• **Set problem**:
Copy every line that holds "Aset".

• **Stored data**:
^^^^^^^^

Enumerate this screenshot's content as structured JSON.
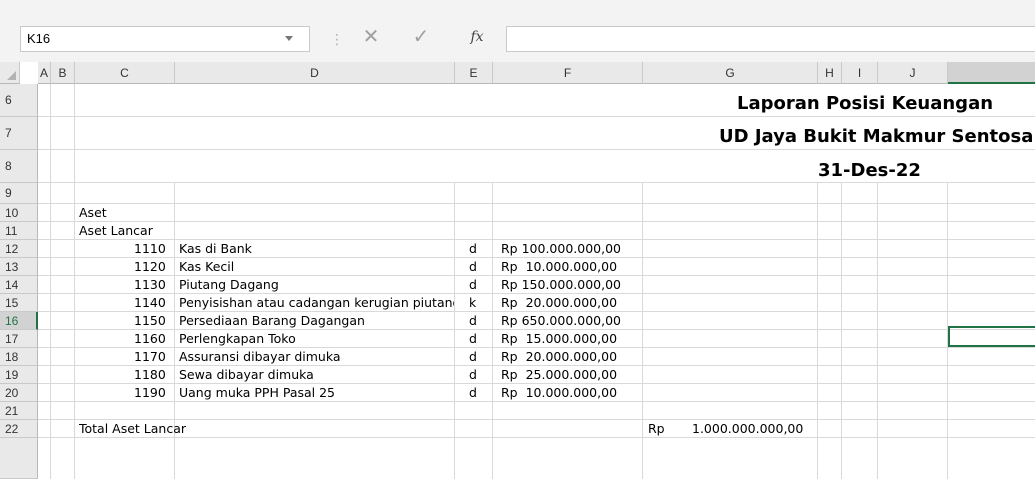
{
  "name_box": {
    "value": "K16"
  },
  "formula_bar": {
    "cancel_glyph": "✕",
    "enter_glyph": "✓",
    "fx_label": "fx",
    "value": ""
  },
  "columns": [
    "A",
    "B",
    "C",
    "D",
    "E",
    "F",
    "G",
    "H",
    "I",
    "J"
  ],
  "selected_column": "K",
  "rows": [
    "6",
    "7",
    "8",
    "9",
    "10",
    "11",
    "12",
    "13",
    "14",
    "15",
    "16",
    "17",
    "18",
    "19",
    "20",
    "21",
    "22"
  ],
  "selected_row": "16",
  "report": {
    "title": "Laporan Posisi Keuangan",
    "company": "UD Jaya Bukit Makmur Sentosa",
    "date": "31-Des-22"
  },
  "sections": {
    "asset": "Aset",
    "current_asset": "Aset Lancar"
  },
  "accounts": [
    {
      "code": "1110",
      "name": "Kas di Bank",
      "dk": "d",
      "amount": "Rp 100.000.000,00"
    },
    {
      "code": "1120",
      "name": "Kas Kecil",
      "dk": "d",
      "amount": "Rp  10.000.000,00"
    },
    {
      "code": "1130",
      "name": "Piutang Dagang",
      "dk": "d",
      "amount": "Rp 150.000.000,00"
    },
    {
      "code": "1140",
      "name": "Penyisishan atau cadangan kerugian piutang",
      "dk": "k",
      "amount": "Rp  20.000.000,00"
    },
    {
      "code": "1150",
      "name": "Persediaan Barang Dagangan",
      "dk": "d",
      "amount": "Rp 650.000.000,00"
    },
    {
      "code": "1160",
      "name": "Perlengkapan Toko",
      "dk": "d",
      "amount": "Rp  15.000.000,00"
    },
    {
      "code": "1170",
      "name": "Assuransi dibayar dimuka",
      "dk": "d",
      "amount": "Rp  20.000.000,00"
    },
    {
      "code": "1180",
      "name": "Sewa dibayar dimuka",
      "dk": "d",
      "amount": "Rp  25.000.000,00"
    },
    {
      "code": "1190",
      "name": "Uang muka PPH Pasal 25",
      "dk": "d",
      "amount": "Rp  10.000.000,00"
    }
  ],
  "total": {
    "label": "Total Aset Lancar",
    "currency": "Rp",
    "amount": "1.000.000.000,00"
  }
}
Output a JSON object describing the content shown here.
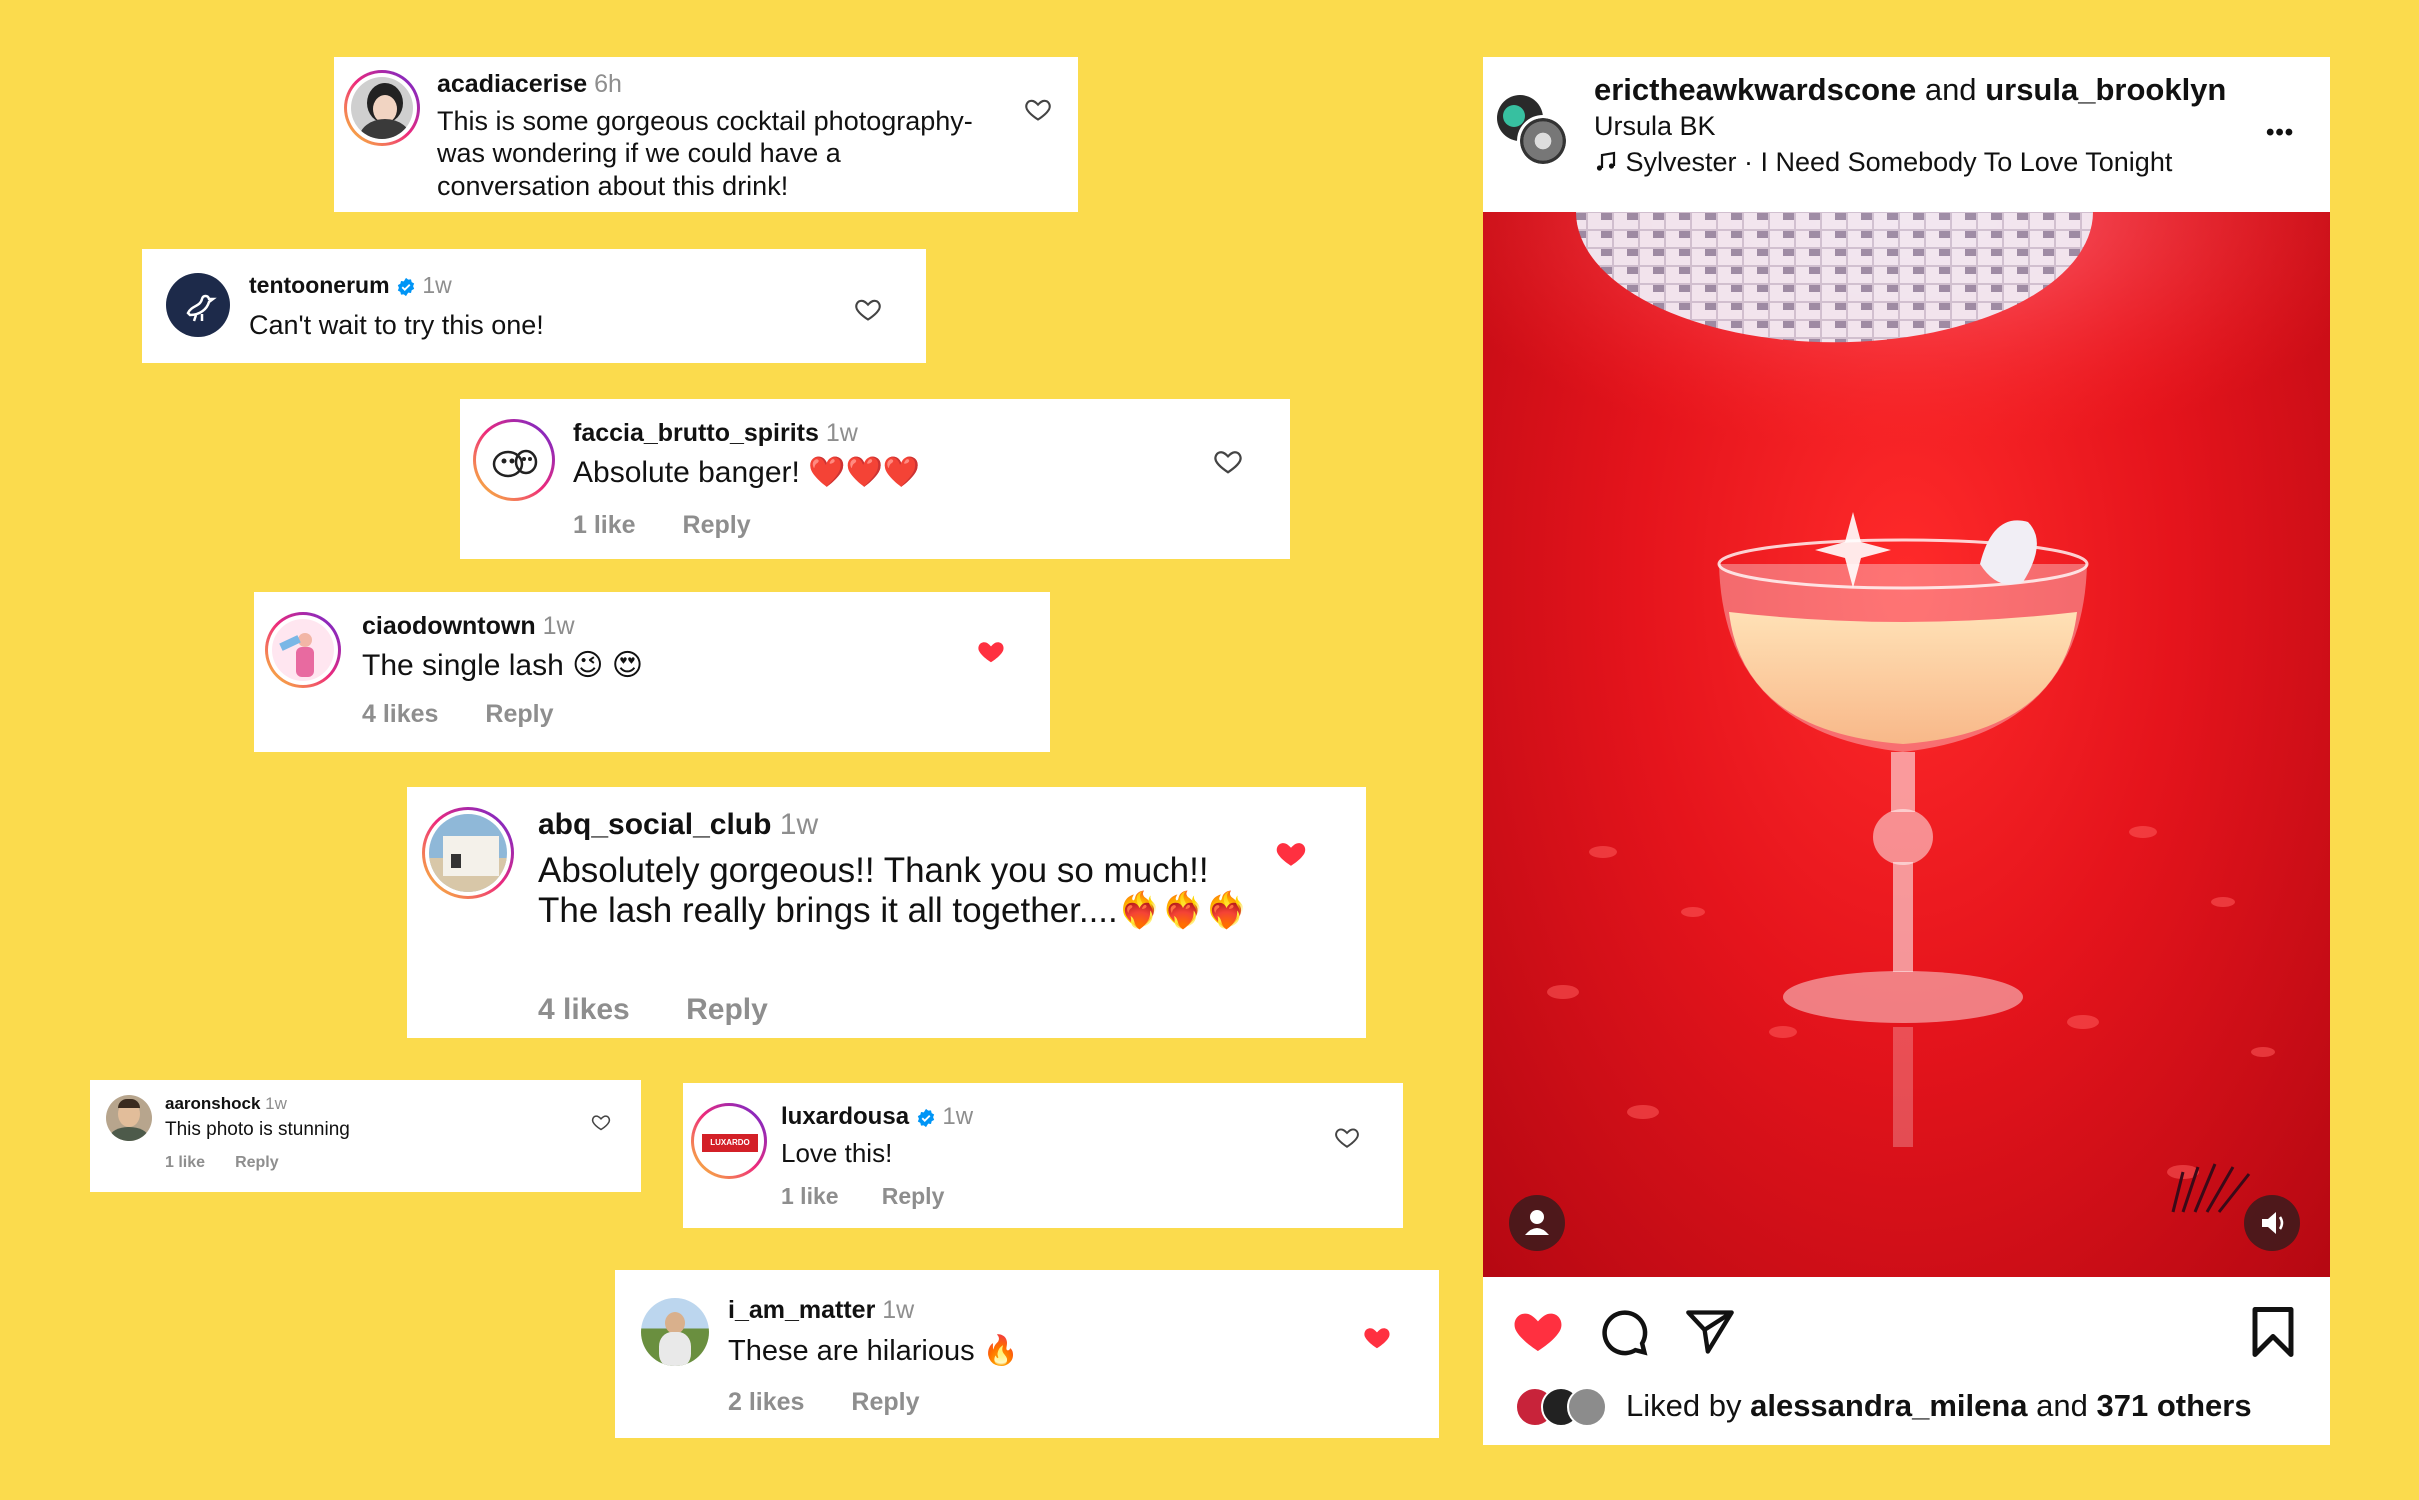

^^^^^^^^

• **Task output**:
    "asset": "Aset",
    "current_asset": "Aset Lancar"
    "label": "Total Aset Lancar",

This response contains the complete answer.